---------- Data lines

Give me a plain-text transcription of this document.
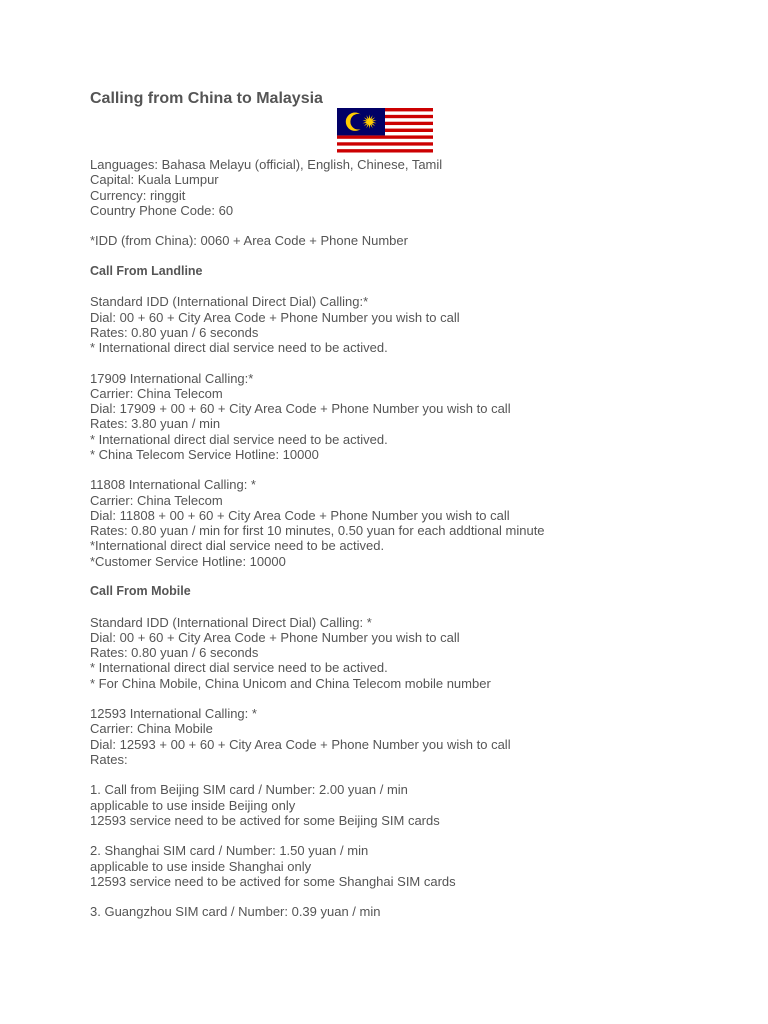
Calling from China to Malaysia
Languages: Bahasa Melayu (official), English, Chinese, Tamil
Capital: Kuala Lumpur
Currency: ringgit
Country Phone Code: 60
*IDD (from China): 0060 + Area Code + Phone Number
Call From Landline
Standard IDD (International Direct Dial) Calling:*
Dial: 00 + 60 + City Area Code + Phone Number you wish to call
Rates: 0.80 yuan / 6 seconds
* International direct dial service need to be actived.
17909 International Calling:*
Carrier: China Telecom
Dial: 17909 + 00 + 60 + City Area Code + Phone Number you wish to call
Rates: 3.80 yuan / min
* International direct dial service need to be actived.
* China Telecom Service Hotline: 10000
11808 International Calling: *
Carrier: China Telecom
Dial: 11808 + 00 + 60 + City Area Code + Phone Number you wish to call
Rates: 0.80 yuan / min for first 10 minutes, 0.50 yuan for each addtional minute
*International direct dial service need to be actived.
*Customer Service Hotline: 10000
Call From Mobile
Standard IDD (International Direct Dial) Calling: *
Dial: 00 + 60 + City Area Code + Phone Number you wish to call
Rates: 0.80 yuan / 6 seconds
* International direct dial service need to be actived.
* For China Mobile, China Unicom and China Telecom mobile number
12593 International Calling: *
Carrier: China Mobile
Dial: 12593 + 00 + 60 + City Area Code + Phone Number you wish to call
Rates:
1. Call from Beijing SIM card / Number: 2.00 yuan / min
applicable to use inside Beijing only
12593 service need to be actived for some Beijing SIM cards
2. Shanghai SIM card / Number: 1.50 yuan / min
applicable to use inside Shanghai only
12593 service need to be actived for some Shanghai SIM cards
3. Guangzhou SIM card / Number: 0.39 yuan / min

--------------------

Exercise prompt
Identify and copy the lines holding the word "Hotline".

Solution to this exercise
* China Telecom Service Hotline: 10000
*Customer Service Hotline: 10000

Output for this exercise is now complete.